»»
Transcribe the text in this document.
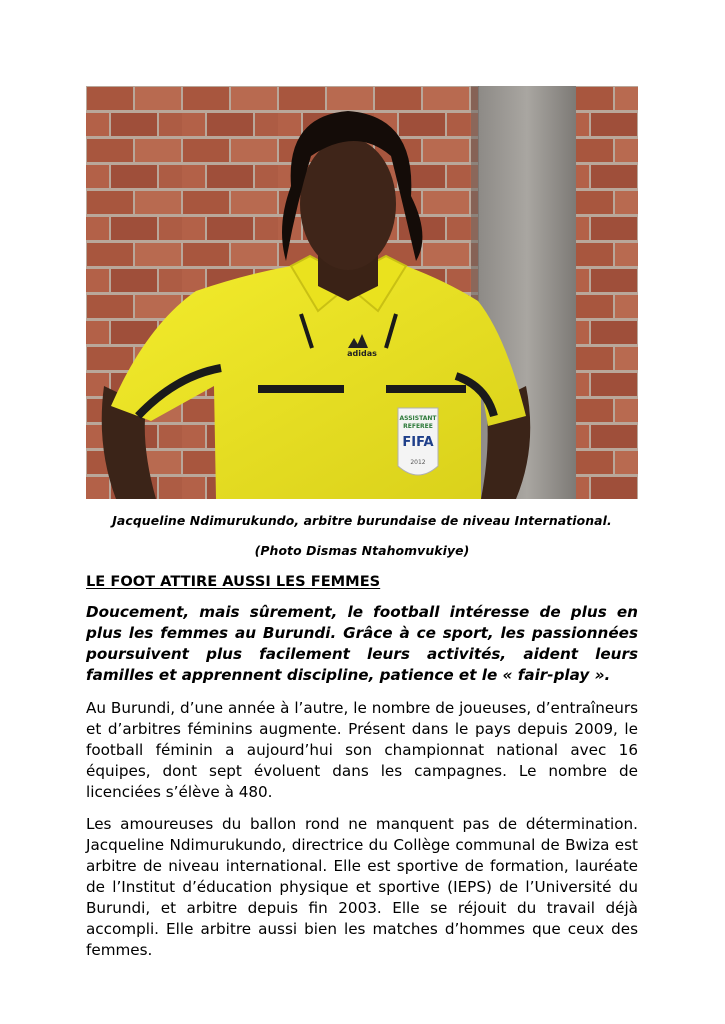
ASSISTANT
REFEREE
FIFA
2012
adidas
Jacqueline Ndimurukundo, arbitre burundaise de niveau International.
(Photo Dismas Ntahomvukiye)
LE FOOT ATTIRE AUSSI LES FEMMES

Doucement, mais sûrement, le football intéresse de plus en plus les femmes au Burundi. Grâce à ce sport, les passionnées poursuivent plus facilement leurs activités, aident leurs familles et apprennent discipline, patience et le « fair-play ».

Au Burundi, d’une année à l’autre, le nombre de joueuses, d’entraîneurs et d’arbitres féminins augmente. Présent dans le pays depuis 2009, le football féminin a aujourd’hui son championnat national avec 16 équipes, dont sept évoluent dans les campagnes. Le nombre de licenciées s’élève à 480.

Les amoureuses du ballon rond ne manquent pas de détermination. Jacqueline Ndimurukundo, directrice du Collège communal de Bwiza est arbitre de niveau international. Elle est sportive de formation, lauréate de l’Institut d’éducation physique et sportive (IEPS) de l’Université du Burundi, et arbitre depuis fin 2003. Elle se réjouit du travail déjà accompli. Elle arbitre aussi bien les matches d’hommes que ceux des femmes.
««
- **TASK TO COMPLETE**
Leave out the pictures and copy everything else in the records word for word.

- **COMPLETED EXERCISE**
Transcribe the text in this document.
ASSISTANT
REFEREE
FIFA
2012
adidas
Jacqueline Ndimurukundo, arbitre burundaise de niveau International.
(Photo Dismas Ntahomvukiye)
LE FOOT ATTIRE AUSSI LES FEMMES

Doucement, mais sûrement, le football intéresse de plus en plus les femmes au Burundi. Grâce à ce sport, les passionnées poursuivent plus facilement leurs activités, aident leurs familles et apprennent discipline, patience et le « fair-play ».

Au Burundi, d’une année à l’autre, le nombre de joueuses, d’entraîneurs et d’arbitres féminins augmente. Présent dans le pays depuis 2009, le football féminin a aujourd’hui son championnat national avec 16 équipes, dont sept évoluent dans les campagnes. Le nombre de licenciées s’élève à 480.

Les amoureuses du ballon rond ne manquent pas de détermination. Jacqueline Ndimurukundo, directrice du Collège communal de Bwiza est arbitre de niveau international. Elle est sportive de formation, lauréate de l’Institut d’éducation physique et sportive (IEPS) de l’Université du Burundi, et arbitre depuis fin 2003. Elle se réjouit du travail déjà accompli. Elle arbitre aussi bien les matches d’hommes que ceux des femmes.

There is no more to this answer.